→ Article
▶

2 August 2005

Education needs real choice
by Norman LaRocque
Published in the Education Review, 28 July – 3 August, 2005

School choice, simply put, means giving parents the means to choose the school that best meets their child’s needs. That could be the local state school, an independent school, an integrated school or a Kura Kaupapa Maori.

Under choice, parents choose the school and the government funding is made available to allow parents to exercise that choice. It is not a difficult policy to get your head around, and it is hardly radical in New Zealand – it’s the way things work in the early childhood education (ECE) and tertiary education sectors.

There is no justification for denying parents – already empowered to choose an early childhood centre or doctor for their child – choice over schools.

Nor is there any justification for parents to be restricted in the schools they can send their children to, simply because they do not have the means to pay for a particular type of education. The school choice movement is all about extending to the poor the same choices that the rich already have.

While many New Zealanders do well in the school system, many others do not. Achievement data show that Maori and Pasifika students are far more likely to leave school without a qualification. The latest school leaver data show that Maori students leaving school with NCEA Level 3 or equivalent were over five times more likely to have attended an independent school than a state school (4.8 times for Pasifika and 2.5 times for Pakeha).

Why would we want to deny anyone the right to access the education that gives such results just because their family cannot afford it? There is only one answer, we wouldn’t.

We wouldn’t – and we shouldn’t; and the good thing is that there are clear policy paths for providing access to private, or any type of education – for who-ever wants to choose it, rich or poor.

Harvard University education policy expert Caroline Hoxby outlined some of those ‘school choice’ paths in her article in these pages a couple of weeks back. She showed how regulators can easily design policy so that choice in education is not the privilege of a few in society but is open to all; and how it can be designed for whatever the social goals of a country or city happen to be.

A growing body of research supports the view that choice can play a useful role in lifting student achievement. Research by Professor Hoxby has shown that competition from private schools led to increased achievement per dollar spent at regular public schools and that achievement increases were greatest at schools facing the most competition. She also found that public schools in areas with larger concentrations of Catholic schools performed better across a number of achievement indicators than those facing less competition.

School choice is a policy that works if it is well-designed – and it is mainstream.

Countries such as the Netherlands, Denmark, Sweden, Ireland, Australia, Chile and Canada – among others – all have school choice in one form or another. And it is not some sort of Johnny-come-lately policy – the Netherlands has had school choice since 1917!

Sweden introduced school choice in 1992, and since then the subsequent opening up of its education system has introduced competition from independent schools, which has improved test results in state schools.

Support for school choice spans political divides. It is not necessarily a left/right issue. In Canada, governments of various political persuasions support funding for independent and religious schools.

◀

→ Dataset excerpts
▶

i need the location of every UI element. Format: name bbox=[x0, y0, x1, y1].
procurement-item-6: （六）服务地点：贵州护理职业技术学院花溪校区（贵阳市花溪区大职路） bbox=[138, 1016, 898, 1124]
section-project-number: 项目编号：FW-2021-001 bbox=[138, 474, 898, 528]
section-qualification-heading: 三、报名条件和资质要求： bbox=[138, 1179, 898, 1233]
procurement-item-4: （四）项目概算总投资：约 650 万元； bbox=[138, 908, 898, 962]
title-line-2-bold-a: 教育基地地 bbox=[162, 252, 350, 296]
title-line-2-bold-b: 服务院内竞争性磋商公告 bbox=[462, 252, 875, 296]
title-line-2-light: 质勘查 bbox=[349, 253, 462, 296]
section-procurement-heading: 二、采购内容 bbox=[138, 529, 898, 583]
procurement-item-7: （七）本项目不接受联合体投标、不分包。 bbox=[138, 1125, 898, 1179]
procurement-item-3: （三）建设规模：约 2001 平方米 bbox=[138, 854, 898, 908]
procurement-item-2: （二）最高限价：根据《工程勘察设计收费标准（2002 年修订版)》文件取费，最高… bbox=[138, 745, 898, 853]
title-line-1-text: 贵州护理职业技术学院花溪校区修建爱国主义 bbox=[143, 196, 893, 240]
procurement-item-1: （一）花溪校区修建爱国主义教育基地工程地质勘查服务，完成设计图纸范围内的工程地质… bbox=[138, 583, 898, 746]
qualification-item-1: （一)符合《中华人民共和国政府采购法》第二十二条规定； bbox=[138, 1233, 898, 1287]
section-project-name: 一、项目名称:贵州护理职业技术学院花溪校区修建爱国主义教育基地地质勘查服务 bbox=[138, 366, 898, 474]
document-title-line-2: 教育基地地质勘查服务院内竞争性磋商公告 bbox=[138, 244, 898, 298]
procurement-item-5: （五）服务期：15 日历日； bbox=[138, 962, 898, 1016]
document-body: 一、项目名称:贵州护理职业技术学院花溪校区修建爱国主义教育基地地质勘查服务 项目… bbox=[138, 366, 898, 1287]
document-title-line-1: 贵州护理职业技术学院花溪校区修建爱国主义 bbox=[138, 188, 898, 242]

◀

→ Goal
Answer these from the school choice article:
(a) Since what year has the Netherlands had school choice?
(b) In what year did Sweden introduce school choice?
(c) Among students leaving school with NCEA Level 3 or equivalent, how many times more likely were Pakeha students to have attended an independent school than a state school?

→ Solution to this task
(a) 1917
(b) 1992
(c) 2.5 times